◆ RECORDS PROVIDED
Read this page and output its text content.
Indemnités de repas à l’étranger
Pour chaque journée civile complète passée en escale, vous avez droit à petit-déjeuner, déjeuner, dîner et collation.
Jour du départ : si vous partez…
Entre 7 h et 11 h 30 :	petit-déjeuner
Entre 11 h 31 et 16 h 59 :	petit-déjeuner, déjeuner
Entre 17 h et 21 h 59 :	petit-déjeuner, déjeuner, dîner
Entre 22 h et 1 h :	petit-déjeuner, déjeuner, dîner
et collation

◆ EXERCISE DETAILS
Recite the full listing above exactly.

◆ SOLUTION
Read this page and output its text content.
Indemnités de repas à l’étranger
Pour chaque journée civile complète passée en escale, vous avez droit à petit-déjeuner, déjeuner, dîner et collation.
Jour du départ : si vous partez…
Entre 7 h et 11 h 30 :	petit-déjeuner
Entre 11 h 31 et 16 h 59 :	petit-déjeuner, déjeuner
Entre 17 h et 21 h 59 :	petit-déjeuner, déjeuner, dîner
Entre 22 h et 1 h :	petit-déjeuner, déjeuner, dîner
et collation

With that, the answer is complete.